INSTRUCTIONS TO FOLLOW » Repeat the listing in full, exactly as it stands.

Saved entries:
════════════════════
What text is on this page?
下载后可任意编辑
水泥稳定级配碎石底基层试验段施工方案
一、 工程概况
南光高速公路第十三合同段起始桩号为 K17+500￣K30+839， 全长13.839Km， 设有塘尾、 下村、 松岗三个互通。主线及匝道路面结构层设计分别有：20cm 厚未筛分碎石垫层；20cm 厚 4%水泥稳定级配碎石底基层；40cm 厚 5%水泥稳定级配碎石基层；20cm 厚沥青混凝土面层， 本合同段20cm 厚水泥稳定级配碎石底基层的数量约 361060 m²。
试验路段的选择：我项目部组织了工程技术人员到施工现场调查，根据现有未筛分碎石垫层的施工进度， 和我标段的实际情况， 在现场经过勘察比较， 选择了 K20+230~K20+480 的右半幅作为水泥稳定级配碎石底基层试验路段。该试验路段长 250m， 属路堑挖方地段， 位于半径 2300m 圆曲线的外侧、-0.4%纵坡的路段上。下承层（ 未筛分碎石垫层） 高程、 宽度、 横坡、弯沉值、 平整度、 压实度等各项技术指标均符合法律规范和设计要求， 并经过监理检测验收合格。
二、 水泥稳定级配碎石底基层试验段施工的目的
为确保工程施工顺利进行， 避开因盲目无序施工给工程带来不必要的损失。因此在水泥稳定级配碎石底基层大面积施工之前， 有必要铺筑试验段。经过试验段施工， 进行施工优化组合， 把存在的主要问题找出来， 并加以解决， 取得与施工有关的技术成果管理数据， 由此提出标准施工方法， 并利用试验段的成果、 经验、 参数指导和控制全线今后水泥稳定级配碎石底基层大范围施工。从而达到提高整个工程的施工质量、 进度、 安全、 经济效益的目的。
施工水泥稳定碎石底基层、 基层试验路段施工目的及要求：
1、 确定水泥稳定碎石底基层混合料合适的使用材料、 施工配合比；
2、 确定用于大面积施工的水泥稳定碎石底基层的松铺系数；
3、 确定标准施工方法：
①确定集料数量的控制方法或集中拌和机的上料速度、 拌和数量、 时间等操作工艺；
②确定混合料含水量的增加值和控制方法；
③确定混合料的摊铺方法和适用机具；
════════════════════
TASK SOLUTION »
What text is on this page?
下载后可任意编辑
水泥稳定级配碎石底基层试验段施工方案
一、 工程概况
南光高速公路第十三合同段起始桩号为 K17+500￣K30+839， 全长13.839Km， 设有塘尾、 下村、 松岗三个互通。主线及匝道路面结构层设计分别有：20cm 厚未筛分碎石垫层；20cm 厚 4%水泥稳定级配碎石底基层；40cm 厚 5%水泥稳定级配碎石基层；20cm 厚沥青混凝土面层， 本合同段20cm 厚水泥稳定级配碎石底基层的数量约 361060 m²。
试验路段的选择：我项目部组织了工程技术人员到施工现场调查，根据现有未筛分碎石垫层的施工进度， 和我标段的实际情况， 在现场经过勘察比较， 选择了 K20+230~K20+480 的右半幅作为水泥稳定级配碎石底基层试验路段。该试验路段长 250m， 属路堑挖方地段， 位于半径 2300m 圆曲线的外侧、-0.4%纵坡的路段上。下承层（ 未筛分碎石垫层） 高程、 宽度、 横坡、弯沉值、 平整度、 压实度等各项技术指标均符合法律规范和设计要求， 并经过监理检测验收合格。
二、 水泥稳定级配碎石底基层试验段施工的目的
为确保工程施工顺利进行， 避开因盲目无序施工给工程带来不必要的损失。因此在水泥稳定级配碎石底基层大面积施工之前， 有必要铺筑试验段。经过试验段施工， 进行施工优化组合， 把存在的主要问题找出来， 并加以解决， 取得与施工有关的技术成果管理数据， 由此提出标准施工方法， 并利用试验段的成果、 经验、 参数指导和控制全线今后水泥稳定级配碎石底基层大范围施工。从而达到提高整个工程的施工质量、 进度、 安全、 经济效益的目的。
施工水泥稳定碎石底基层、 基层试验路段施工目的及要求：
1、 确定水泥稳定碎石底基层混合料合适的使用材料、 施工配合比；
2、 确定用于大面积施工的水泥稳定碎石底基层的松铺系数；
3、 确定标准施工方法：
①确定集料数量的控制方法或集中拌和机的上料速度、 拌和数量、 时间等操作工艺；
②确定混合料含水量的增加值和控制方法；
③确定混合料的摊铺方法和适用机具；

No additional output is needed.